Work to be completed> All entries below need to be written out exactly, but without their pictures.

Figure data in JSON
---

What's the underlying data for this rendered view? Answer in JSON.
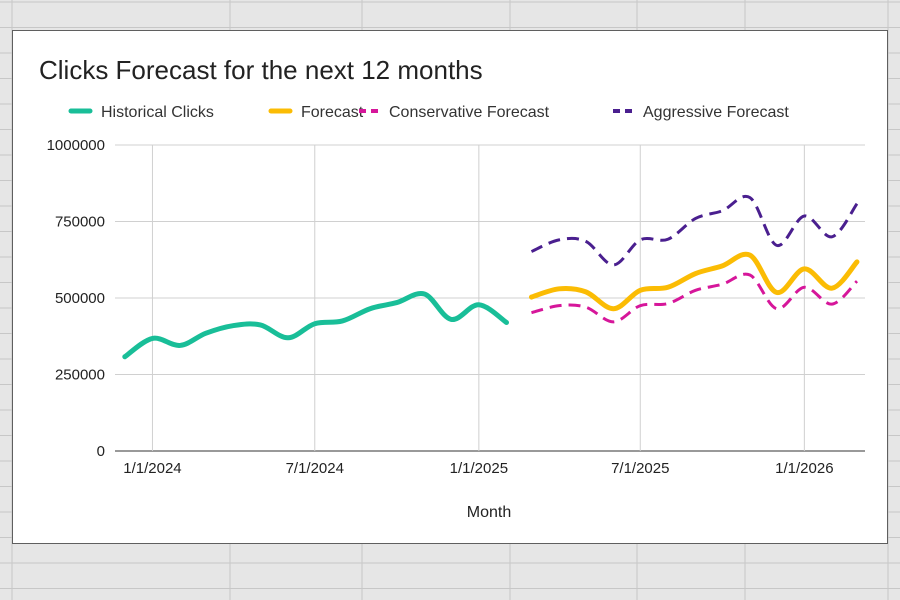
{
  "sheet": {
    "background": "#e6e6e6",
    "gridline_color": "#c7c7c7"
  },
  "chart_data": {
    "type": "line",
    "title": "Clicks Forecast for the next 12 months",
    "xlabel": "Month",
    "ylabel": "",
    "ylim": [
      0,
      1000000
    ],
    "yticks": [
      0,
      250000,
      500000,
      750000,
      1000000
    ],
    "ytick_labels": [
      "0",
      "250000",
      "500000",
      "750000",
      "1000000"
    ],
    "xlim": [
      "2023-11-20",
      "2026-03-10"
    ],
    "xticks": [
      "2024-01-01",
      "2024-07-01",
      "2025-01-01",
      "2025-07-01",
      "2026-01-01"
    ],
    "xtick_labels": [
      "1/1/2024",
      "7/1/2024",
      "1/1/2025",
      "7/1/2025",
      "1/1/2026"
    ],
    "grid": true,
    "legend_position": "top",
    "series": [
      {
        "name": "Historical Clicks",
        "color": "#19be98",
        "style": "solid",
        "x": [
          "2023-12-01",
          "2024-01-01",
          "2024-02-01",
          "2024-03-01",
          "2024-04-01",
          "2024-05-01",
          "2024-06-01",
          "2024-07-01",
          "2024-08-01",
          "2024-09-01",
          "2024-10-01",
          "2024-11-01",
          "2024-12-01",
          "2025-01-01",
          "2025-02-01"
        ],
        "values": [
          308000,
          368000,
          345000,
          385000,
          410000,
          412000,
          370000,
          416000,
          425000,
          465000,
          485000,
          513000,
          430000,
          478000,
          420000
        ]
      },
      {
        "name": "Forecast",
        "color": "#fbbc04",
        "style": "solid",
        "x": [
          "2025-03-01",
          "2025-04-01",
          "2025-05-01",
          "2025-06-01",
          "2025-07-01",
          "2025-08-01",
          "2025-09-01",
          "2025-10-01",
          "2025-11-01",
          "2025-12-01",
          "2026-01-01",
          "2026-02-01",
          "2026-03-01"
        ],
        "values": [
          503000,
          530000,
          520000,
          465000,
          525000,
          535000,
          580000,
          605000,
          640000,
          518000,
          595000,
          532000,
          618000
        ]
      },
      {
        "name": "Conservative Forecast",
        "color": "#d6169a",
        "style": "dashed",
        "x": [
          "2025-03-01",
          "2025-04-01",
          "2025-05-01",
          "2025-06-01",
          "2025-07-01",
          "2025-08-01",
          "2025-09-01",
          "2025-10-01",
          "2025-11-01",
          "2025-12-01",
          "2026-01-01",
          "2026-02-01",
          "2026-03-01"
        ],
        "values": [
          452000,
          475000,
          470000,
          422000,
          475000,
          482000,
          525000,
          545000,
          575000,
          465000,
          535000,
          480000,
          555000
        ]
      },
      {
        "name": "Aggressive Forecast",
        "color": "#4a1f8f",
        "style": "dashed",
        "x": [
          "2025-03-01",
          "2025-04-01",
          "2025-05-01",
          "2025-06-01",
          "2025-07-01",
          "2025-08-01",
          "2025-09-01",
          "2025-10-01",
          "2025-11-01",
          "2025-12-01",
          "2026-01-01",
          "2026-02-01",
          "2026-03-01"
        ],
        "values": [
          652000,
          690000,
          685000,
          608000,
          690000,
          692000,
          760000,
          785000,
          828000,
          672000,
          768000,
          700000,
          808000
        ]
      }
    ]
  }
}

---

Answer to the problem>
What's the underlying data for this rendered view? Answer in JSON.
{
  "sheet": {
    "background": "#e6e6e6",
    "gridline_color": "#c7c7c7"
  },
  "chart_data": {
    "type": "line",
    "title": "Clicks Forecast for the next 12 months",
    "xlabel": "Month",
    "ylabel": "",
    "ylim": [
      0,
      1000000
    ],
    "yticks": [
      0,
      250000,
      500000,
      750000,
      1000000
    ],
    "ytick_labels": [
      "0",
      "250000",
      "500000",
      "750000",
      "1000000"
    ],
    "xlim": [
      "2023-11-20",
      "2026-03-10"
    ],
    "xticks": [
      "2024-01-01",
      "2024-07-01",
      "2025-01-01",
      "2025-07-01",
      "2026-01-01"
    ],
    "xtick_labels": [
      "1/1/2024",
      "7/1/2024",
      "1/1/2025",
      "7/1/2025",
      "1/1/2026"
    ],
    "grid": true,
    "legend_position": "top",
    "series": [
      {
        "name": "Historical Clicks",
        "color": "#19be98",
        "style": "solid",
        "x": [
          "2023-12-01",
          "2024-01-01",
          "2024-02-01",
          "2024-03-01",
          "2024-04-01",
          "2024-05-01",
          "2024-06-01",
          "2024-07-01",
          "2024-08-01",
          "2024-09-01",
          "2024-10-01",
          "2024-11-01",
          "2024-12-01",
          "2025-01-01",
          "2025-02-01"
        ],
        "values": [
          308000,
          368000,
          345000,
          385000,
          410000,
          412000,
          370000,
          416000,
          425000,
          465000,
          485000,
          513000,
          430000,
          478000,
          420000
        ]
      },
      {
        "name": "Forecast",
        "color": "#fbbc04",
        "style": "solid",
        "x": [
          "2025-03-01",
          "2025-04-01",
          "2025-05-01",
          "2025-06-01",
          "2025-07-01",
          "2025-08-01",
          "2025-09-01",
          "2025-10-01",
          "2025-11-01",
          "2025-12-01",
          "2026-01-01",
          "2026-02-01",
          "2026-03-01"
        ],
        "values": [
          503000,
          530000,
          520000,
          465000,
          525000,
          535000,
          580000,
          605000,
          640000,
          518000,
          595000,
          532000,
          618000
        ]
      },
      {
        "name": "Conservative Forecast",
        "color": "#d6169a",
        "style": "dashed",
        "x": [
          "2025-03-01",
          "2025-04-01",
          "2025-05-01",
          "2025-06-01",
          "2025-07-01",
          "2025-08-01",
          "2025-09-01",
          "2025-10-01",
          "2025-11-01",
          "2025-12-01",
          "2026-01-01",
          "2026-02-01",
          "2026-03-01"
        ],
        "values": [
          452000,
          475000,
          470000,
          422000,
          475000,
          482000,
          525000,
          545000,
          575000,
          465000,
          535000,
          480000,
          555000
        ]
      },
      {
        "name": "Aggressive Forecast",
        "color": "#4a1f8f",
        "style": "dashed",
        "x": [
          "2025-03-01",
          "2025-04-01",
          "2025-05-01",
          "2025-06-01",
          "2025-07-01",
          "2025-08-01",
          "2025-09-01",
          "2025-10-01",
          "2025-11-01",
          "2025-12-01",
          "2026-01-01",
          "2026-02-01",
          "2026-03-01"
        ],
        "values": [
          652000,
          690000,
          685000,
          608000,
          690000,
          692000,
          760000,
          785000,
          828000,
          672000,
          768000,
          700000,
          808000
        ]
      }
    ]
  }
}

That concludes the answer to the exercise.